◆ Aim of the exercise: Output the material word for word. Leave each picture out.

— start Supplied records —

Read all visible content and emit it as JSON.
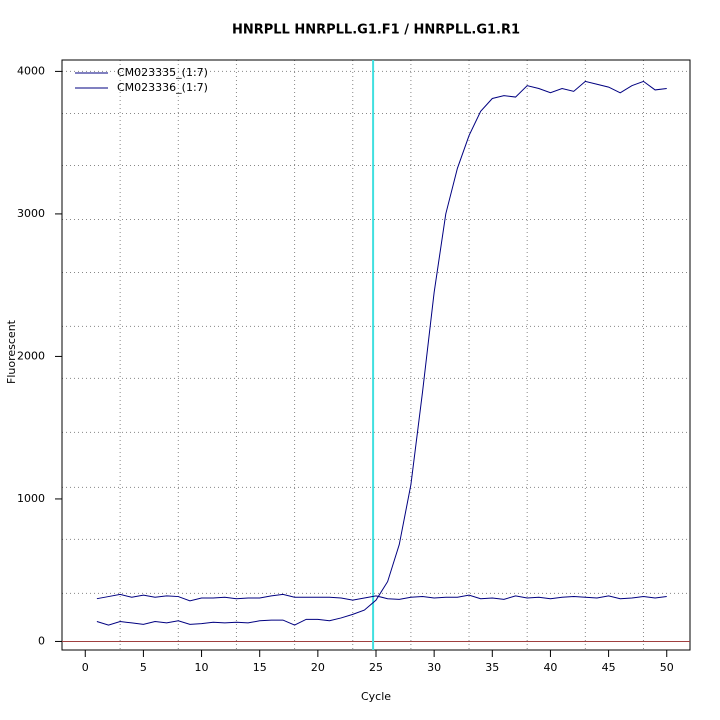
{
  "chart_data": {
    "type": "line",
    "title": "HNRPLL  HNRPLL.G1.F1 / HNRPLL.G1.R1",
    "x_label": "Cycle",
    "y_label": "Fluorescent",
    "x": [
      1,
      2,
      3,
      4,
      5,
      6,
      7,
      8,
      9,
      10,
      11,
      12,
      13,
      14,
      15,
      16,
      17,
      18,
      19,
      20,
      21,
      22,
      23,
      24,
      25,
      26,
      27,
      28,
      29,
      30,
      31,
      32,
      33,
      34,
      35,
      36,
      37,
      38,
      39,
      40,
      41,
      42,
      43,
      44,
      45,
      46,
      47,
      48,
      49,
      50
    ],
    "series": [
      {
        "name": "CM023335_(1:7)",
        "color": "#000080",
        "values": [
          300,
          315,
          330,
          310,
          325,
          310,
          320,
          315,
          285,
          305,
          305,
          310,
          300,
          305,
          305,
          320,
          330,
          310,
          310,
          310,
          310,
          305,
          290,
          305,
          320,
          300,
          295,
          310,
          315,
          305,
          310,
          310,
          325,
          300,
          305,
          295,
          320,
          305,
          310,
          300,
          310,
          315,
          310,
          305,
          320,
          300,
          305,
          315,
          305,
          315
        ]
      },
      {
        "name": "CM023336_(1:7)",
        "color": "#000080",
        "values": [
          140,
          115,
          140,
          130,
          120,
          140,
          130,
          145,
          120,
          125,
          135,
          130,
          135,
          130,
          145,
          150,
          150,
          115,
          155,
          155,
          145,
          165,
          190,
          220,
          290,
          420,
          680,
          1100,
          1750,
          2450,
          3000,
          3320,
          3550,
          3720,
          3810,
          3830,
          3820,
          3900,
          3880,
          3850,
          3880,
          3860,
          3930,
          3910,
          3890,
          3850,
          3900,
          3930,
          3870,
          3880
        ]
      }
    ],
    "xlim": [
      -2,
      52
    ],
    "ylim": [
      -60,
      4080
    ],
    "xticks": [
      0,
      5,
      10,
      15,
      20,
      25,
      30,
      35,
      40,
      45,
      50
    ],
    "yticks": [
      0,
      1000,
      2000,
      3000,
      4000
    ],
    "xgrid": [
      3,
      8,
      13,
      18,
      23,
      28,
      33,
      38,
      43,
      48
    ],
    "ygrid": [
      337,
      716,
      1081,
      1467,
      1846,
      2211,
      2589,
      2961,
      3340,
      3705,
      4000
    ],
    "threshold_x": 24.75,
    "threshold_color": "#40e0e0",
    "baseline_y": 0,
    "baseline_color": "#a04040",
    "legend": "top-left"
  }
}
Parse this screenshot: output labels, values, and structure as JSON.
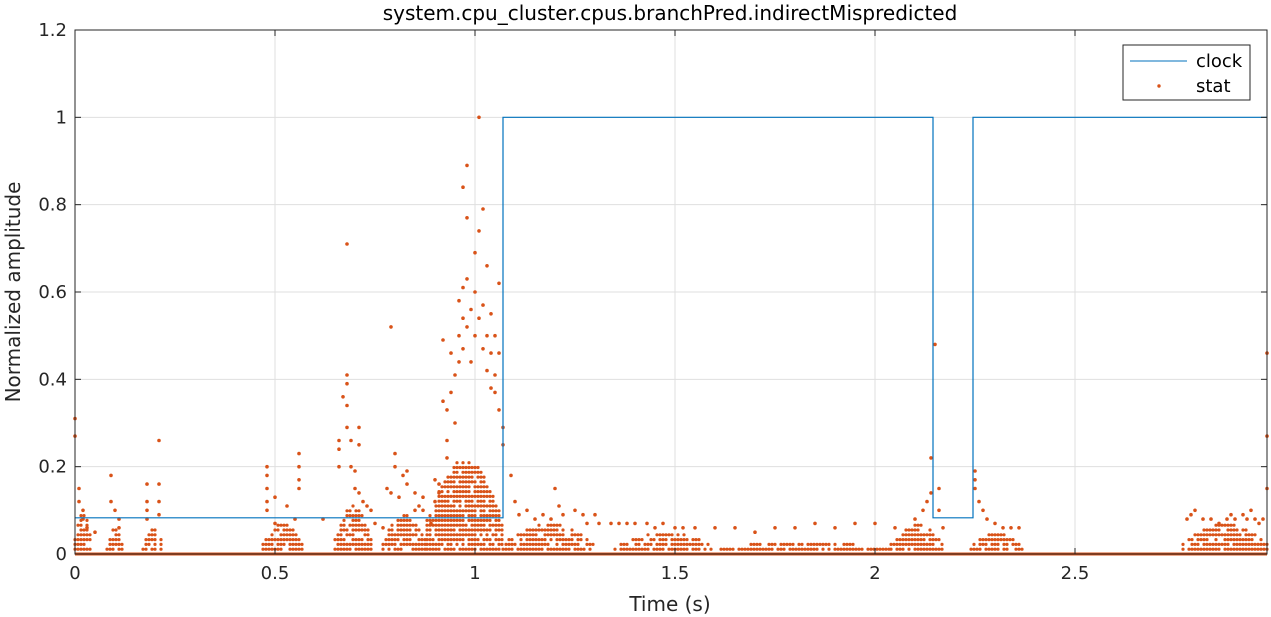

— end Supplied records —

◆ Answer to the exercise:
Read all visible content and emit it as JSON.
{
  "chart_data": {
    "type": "line",
    "title": "HNRPLL  HNRPLL.G1.F1 / HNRPLL.G1.R1",
    "x_label": "Cycle",
    "y_label": "Fluorescent",
    "x": [
      1,
      2,
      3,
      4,
      5,
      6,
      7,
      8,
      9,
      10,
      11,
      12,
      13,
      14,
      15,
      16,
      17,
      18,
      19,
      20,
      21,
      22,
      23,
      24,
      25,
      26,
      27,
      28,
      29,
      30,
      31,
      32,
      33,
      34,
      35,
      36,
      37,
      38,
      39,
      40,
      41,
      42,
      43,
      44,
      45,
      46,
      47,
      48,
      49,
      50
    ],
    "series": [
      {
        "name": "CM023335_(1:7)",
        "color": "#000080",
        "values": [
          300,
          315,
          330,
          310,
          325,
          310,
          320,
          315,
          285,
          305,
          305,
          310,
          300,
          305,
          305,
          320,
          330,
          310,
          310,
          310,
          310,
          305,
          290,
          305,
          320,
          300,
          295,
          310,
          315,
          305,
          310,
          310,
          325,
          300,
          305,
          295,
          320,
          305,
          310,
          300,
          310,
          315,
          310,
          305,
          320,
          300,
          305,
          315,
          305,
          315
        ]
      },
      {
        "name": "CM023336_(1:7)",
        "color": "#000080",
        "values": [
          140,
          115,
          140,
          130,
          120,
          140,
          130,
          145,
          120,
          125,
          135,
          130,
          135,
          130,
          145,
          150,
          150,
          115,
          155,
          155,
          145,
          165,
          190,
          220,
          290,
          420,
          680,
          1100,
          1750,
          2450,
          3000,
          3320,
          3550,
          3720,
          3810,
          3830,
          3820,
          3900,
          3880,
          3850,
          3880,
          3860,
          3930,
          3910,
          3890,
          3850,
          3900,
          3930,
          3870,
          3880
        ]
      }
    ],
    "xlim": [
      -2,
      52
    ],
    "ylim": [
      -60,
      4080
    ],
    "xticks": [
      0,
      5,
      10,
      15,
      20,
      25,
      30,
      35,
      40,
      45,
      50
    ],
    "yticks": [
      0,
      1000,
      2000,
      3000,
      4000
    ],
    "xgrid": [
      3,
      8,
      13,
      18,
      23,
      28,
      33,
      38,
      43,
      48
    ],
    "ygrid": [
      337,
      716,
      1081,
      1467,
      1846,
      2211,
      2589,
      2961,
      3340,
      3705,
      4000
    ],
    "threshold_x": 24.75,
    "threshold_color": "#40e0e0",
    "baseline_y": 0,
    "baseline_color": "#a04040",
    "legend": "top-left"
  }
}
Parse this screenshot: output labels, values, and structure as JSON.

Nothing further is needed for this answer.